§ Input
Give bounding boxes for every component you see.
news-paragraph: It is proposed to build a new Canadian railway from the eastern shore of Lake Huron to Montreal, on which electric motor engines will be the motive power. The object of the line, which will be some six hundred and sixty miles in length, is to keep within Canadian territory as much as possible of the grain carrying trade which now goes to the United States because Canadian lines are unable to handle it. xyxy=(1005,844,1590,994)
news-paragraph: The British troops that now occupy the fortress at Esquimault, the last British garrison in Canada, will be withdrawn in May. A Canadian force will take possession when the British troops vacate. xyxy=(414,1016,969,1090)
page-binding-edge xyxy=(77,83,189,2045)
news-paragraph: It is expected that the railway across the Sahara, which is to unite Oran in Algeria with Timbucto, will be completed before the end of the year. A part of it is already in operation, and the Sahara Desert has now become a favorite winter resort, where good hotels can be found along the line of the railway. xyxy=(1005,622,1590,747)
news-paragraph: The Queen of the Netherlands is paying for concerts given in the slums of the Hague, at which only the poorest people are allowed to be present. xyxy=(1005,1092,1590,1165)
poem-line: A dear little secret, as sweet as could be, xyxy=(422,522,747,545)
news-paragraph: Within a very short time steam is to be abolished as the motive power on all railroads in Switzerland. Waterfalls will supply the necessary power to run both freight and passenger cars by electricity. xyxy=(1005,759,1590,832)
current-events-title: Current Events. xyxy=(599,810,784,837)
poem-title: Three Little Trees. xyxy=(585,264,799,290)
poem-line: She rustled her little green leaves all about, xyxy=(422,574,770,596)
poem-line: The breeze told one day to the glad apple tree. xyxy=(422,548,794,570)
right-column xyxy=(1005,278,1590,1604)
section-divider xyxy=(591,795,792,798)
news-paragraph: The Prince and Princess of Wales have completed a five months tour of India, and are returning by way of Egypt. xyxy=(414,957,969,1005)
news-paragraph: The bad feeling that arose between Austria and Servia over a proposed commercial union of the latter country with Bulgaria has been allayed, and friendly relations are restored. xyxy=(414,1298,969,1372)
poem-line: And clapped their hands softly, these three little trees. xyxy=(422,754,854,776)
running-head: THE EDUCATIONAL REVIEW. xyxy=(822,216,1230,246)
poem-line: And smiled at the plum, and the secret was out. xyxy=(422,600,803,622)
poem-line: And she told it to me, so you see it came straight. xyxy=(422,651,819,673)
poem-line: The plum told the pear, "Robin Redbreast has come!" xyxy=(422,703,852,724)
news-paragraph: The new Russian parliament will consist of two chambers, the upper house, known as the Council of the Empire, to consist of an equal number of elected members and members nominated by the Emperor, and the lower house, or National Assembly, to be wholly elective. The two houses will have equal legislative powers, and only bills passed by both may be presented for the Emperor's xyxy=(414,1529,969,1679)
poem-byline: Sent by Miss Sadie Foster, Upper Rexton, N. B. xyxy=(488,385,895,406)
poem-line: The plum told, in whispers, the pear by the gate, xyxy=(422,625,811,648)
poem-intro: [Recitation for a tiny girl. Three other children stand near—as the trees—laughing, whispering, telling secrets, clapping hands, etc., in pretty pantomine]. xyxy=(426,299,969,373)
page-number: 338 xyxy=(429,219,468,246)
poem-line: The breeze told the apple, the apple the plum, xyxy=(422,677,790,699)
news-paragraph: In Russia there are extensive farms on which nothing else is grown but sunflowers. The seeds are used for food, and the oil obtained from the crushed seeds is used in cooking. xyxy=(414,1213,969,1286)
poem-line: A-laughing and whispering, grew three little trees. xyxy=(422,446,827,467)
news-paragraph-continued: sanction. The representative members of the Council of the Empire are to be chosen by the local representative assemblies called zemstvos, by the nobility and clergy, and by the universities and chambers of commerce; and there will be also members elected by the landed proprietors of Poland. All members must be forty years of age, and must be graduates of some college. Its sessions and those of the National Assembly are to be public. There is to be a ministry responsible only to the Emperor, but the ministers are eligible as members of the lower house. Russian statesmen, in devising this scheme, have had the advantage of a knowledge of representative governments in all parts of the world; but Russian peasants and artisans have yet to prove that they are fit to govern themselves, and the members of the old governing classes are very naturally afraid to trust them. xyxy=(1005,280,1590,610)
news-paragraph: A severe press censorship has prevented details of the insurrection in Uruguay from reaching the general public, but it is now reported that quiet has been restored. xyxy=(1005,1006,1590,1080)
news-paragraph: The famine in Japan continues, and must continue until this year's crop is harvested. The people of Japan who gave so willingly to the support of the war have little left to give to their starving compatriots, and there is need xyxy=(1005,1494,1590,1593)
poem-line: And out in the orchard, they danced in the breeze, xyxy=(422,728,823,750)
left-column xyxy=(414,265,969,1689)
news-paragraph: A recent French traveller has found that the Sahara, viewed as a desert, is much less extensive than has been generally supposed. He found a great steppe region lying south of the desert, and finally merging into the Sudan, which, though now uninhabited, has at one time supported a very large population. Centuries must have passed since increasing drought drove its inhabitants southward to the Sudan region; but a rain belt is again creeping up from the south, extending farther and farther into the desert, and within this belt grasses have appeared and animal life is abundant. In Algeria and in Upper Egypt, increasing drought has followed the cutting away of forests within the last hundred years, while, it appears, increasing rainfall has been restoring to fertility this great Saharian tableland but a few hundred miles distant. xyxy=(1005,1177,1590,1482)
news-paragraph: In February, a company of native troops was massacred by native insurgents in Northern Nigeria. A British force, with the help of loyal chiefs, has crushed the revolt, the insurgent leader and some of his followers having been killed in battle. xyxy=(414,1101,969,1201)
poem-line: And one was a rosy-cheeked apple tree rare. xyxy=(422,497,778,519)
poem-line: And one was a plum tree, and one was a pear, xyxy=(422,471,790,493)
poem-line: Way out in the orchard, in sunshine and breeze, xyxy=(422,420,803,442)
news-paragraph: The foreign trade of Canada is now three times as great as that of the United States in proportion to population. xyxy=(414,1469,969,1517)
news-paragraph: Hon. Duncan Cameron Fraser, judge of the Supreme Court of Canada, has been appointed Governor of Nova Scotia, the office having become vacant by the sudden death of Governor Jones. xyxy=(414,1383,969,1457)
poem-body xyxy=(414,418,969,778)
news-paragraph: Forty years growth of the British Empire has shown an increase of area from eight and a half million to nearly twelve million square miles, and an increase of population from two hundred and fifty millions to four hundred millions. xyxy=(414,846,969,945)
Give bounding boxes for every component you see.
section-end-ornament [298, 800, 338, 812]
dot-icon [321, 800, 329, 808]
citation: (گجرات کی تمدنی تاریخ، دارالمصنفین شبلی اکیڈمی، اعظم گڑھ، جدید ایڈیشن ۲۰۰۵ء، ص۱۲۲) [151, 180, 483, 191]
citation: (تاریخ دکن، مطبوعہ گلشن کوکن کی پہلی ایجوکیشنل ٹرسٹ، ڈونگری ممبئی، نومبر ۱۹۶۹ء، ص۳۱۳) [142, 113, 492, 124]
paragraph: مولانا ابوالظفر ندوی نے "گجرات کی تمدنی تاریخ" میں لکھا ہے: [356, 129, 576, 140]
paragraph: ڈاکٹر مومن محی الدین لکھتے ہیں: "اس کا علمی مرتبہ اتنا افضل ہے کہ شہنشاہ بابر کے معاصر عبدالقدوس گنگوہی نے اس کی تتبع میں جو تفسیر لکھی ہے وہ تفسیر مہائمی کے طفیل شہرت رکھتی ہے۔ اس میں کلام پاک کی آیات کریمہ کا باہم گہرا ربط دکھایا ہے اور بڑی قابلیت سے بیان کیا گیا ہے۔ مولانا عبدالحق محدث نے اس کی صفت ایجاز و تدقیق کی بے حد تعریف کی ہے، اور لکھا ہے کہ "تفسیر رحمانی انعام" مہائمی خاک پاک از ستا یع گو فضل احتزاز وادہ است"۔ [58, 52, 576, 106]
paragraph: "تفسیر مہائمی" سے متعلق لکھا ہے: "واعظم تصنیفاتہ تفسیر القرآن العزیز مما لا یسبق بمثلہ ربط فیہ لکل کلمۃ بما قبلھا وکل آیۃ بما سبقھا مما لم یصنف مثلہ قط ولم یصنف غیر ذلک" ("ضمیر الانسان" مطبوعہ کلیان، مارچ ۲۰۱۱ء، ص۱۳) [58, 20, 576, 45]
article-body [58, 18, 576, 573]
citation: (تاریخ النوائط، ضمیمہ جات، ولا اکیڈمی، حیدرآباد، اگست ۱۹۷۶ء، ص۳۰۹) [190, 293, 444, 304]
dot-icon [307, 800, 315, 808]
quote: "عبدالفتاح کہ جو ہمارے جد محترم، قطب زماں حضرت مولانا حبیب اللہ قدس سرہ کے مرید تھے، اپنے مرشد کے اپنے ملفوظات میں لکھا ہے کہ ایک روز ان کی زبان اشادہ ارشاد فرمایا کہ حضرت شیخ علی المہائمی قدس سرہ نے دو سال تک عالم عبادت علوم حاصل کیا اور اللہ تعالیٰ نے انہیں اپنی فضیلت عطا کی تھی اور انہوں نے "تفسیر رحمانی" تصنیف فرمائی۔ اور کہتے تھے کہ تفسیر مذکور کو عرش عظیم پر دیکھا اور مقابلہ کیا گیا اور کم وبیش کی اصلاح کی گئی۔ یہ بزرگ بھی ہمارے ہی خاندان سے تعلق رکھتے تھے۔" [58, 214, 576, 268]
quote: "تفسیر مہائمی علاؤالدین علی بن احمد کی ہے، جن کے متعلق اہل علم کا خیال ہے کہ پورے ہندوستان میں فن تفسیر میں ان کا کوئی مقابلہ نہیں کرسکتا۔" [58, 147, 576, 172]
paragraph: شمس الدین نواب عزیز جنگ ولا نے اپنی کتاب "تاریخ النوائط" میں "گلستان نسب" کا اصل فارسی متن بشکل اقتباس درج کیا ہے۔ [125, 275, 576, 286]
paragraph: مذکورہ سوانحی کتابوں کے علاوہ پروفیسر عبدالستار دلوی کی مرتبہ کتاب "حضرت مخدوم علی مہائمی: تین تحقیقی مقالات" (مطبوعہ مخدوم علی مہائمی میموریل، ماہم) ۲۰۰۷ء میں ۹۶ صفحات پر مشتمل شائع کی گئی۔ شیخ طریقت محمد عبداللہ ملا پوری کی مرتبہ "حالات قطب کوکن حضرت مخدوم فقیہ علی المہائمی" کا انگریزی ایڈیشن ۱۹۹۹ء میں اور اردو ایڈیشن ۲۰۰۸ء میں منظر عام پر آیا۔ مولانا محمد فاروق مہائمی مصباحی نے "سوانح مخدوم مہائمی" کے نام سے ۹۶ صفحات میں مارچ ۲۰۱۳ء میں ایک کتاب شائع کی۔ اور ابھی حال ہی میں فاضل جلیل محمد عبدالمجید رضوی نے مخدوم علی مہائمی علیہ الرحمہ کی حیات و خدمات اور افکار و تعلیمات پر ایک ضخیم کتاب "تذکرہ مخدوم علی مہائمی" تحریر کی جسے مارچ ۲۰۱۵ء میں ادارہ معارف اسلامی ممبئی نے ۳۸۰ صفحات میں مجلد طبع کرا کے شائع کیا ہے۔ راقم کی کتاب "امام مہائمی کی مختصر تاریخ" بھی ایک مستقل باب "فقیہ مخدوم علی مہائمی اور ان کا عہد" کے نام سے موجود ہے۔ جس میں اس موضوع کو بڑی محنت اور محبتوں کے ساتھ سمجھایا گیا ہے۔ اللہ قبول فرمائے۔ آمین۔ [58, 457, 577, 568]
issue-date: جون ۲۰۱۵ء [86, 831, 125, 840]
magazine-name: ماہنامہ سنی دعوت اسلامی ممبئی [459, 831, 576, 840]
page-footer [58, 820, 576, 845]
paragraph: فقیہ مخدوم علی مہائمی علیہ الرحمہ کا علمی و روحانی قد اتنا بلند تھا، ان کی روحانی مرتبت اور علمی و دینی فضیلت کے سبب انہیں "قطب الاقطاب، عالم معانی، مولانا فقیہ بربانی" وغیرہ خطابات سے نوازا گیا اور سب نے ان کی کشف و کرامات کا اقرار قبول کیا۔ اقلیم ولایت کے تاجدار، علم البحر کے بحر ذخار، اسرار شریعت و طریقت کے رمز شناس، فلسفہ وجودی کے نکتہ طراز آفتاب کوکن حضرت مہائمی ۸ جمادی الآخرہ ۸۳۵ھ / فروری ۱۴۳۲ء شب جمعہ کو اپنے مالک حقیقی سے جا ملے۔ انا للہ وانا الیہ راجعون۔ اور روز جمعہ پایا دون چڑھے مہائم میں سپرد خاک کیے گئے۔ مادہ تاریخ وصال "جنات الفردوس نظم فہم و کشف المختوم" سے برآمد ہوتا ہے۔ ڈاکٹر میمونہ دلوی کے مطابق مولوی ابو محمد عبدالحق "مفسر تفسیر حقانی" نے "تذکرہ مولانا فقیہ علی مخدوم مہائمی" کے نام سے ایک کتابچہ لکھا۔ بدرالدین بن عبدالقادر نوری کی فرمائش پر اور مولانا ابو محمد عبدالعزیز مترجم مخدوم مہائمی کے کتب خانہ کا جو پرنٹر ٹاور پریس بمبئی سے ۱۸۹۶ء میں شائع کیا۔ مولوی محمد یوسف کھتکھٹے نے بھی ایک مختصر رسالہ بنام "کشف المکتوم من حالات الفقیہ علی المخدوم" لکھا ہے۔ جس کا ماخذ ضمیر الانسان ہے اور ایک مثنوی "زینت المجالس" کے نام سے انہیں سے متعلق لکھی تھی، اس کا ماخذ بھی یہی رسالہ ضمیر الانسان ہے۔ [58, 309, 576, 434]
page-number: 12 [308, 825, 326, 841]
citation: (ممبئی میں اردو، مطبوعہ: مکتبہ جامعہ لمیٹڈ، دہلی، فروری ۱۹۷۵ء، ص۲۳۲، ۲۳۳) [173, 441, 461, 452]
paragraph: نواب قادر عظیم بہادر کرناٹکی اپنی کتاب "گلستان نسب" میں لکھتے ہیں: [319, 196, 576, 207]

§ What you are asked to do
Copy out the rows above word for word, from the first row through the line containing "current-events-title: Current Events.", with both the first row and that line included.

§ The response
Give bounding boxes for every component you see.
news-paragraph: It is proposed to build a new Canadian railway from the eastern shore of Lake Huron to Montreal, on which electric motor engines will be the motive power. The object of the line, which will be some six hundred and sixty miles in length, is to keep within Canadian territory as much as possible of the grain carrying trade which now goes to the United States because Canadian lines are unable to handle it. xyxy=(1005,844,1590,994)
news-paragraph: The British troops that now occupy the fortress at Esquimault, the last British garrison in Canada, will be withdrawn in May. A Canadian force will take possession when the British troops vacate. xyxy=(414,1016,969,1090)
page-binding-edge xyxy=(77,83,189,2045)
news-paragraph: It is expected that the railway across the Sahara, which is to unite Oran in Algeria with Timbucto, will be completed before the end of the year. A part of it is already in operation, and the Sahara Desert has now become a favorite winter resort, where good hotels can be found along the line of the railway. xyxy=(1005,622,1590,747)
news-paragraph: The Queen of the Netherlands is paying for concerts given in the slums of the Hague, at which only the poorest people are allowed to be present. xyxy=(1005,1092,1590,1165)
poem-line: A dear little secret, as sweet as could be, xyxy=(422,522,747,545)
news-paragraph: Within a very short time steam is to be abolished as the motive power on all railroads in Switzerland. Waterfalls will supply the necessary power to run both freight and passenger cars by electricity. xyxy=(1005,759,1590,832)
current-events-title: Current Events. xyxy=(599,810,784,837)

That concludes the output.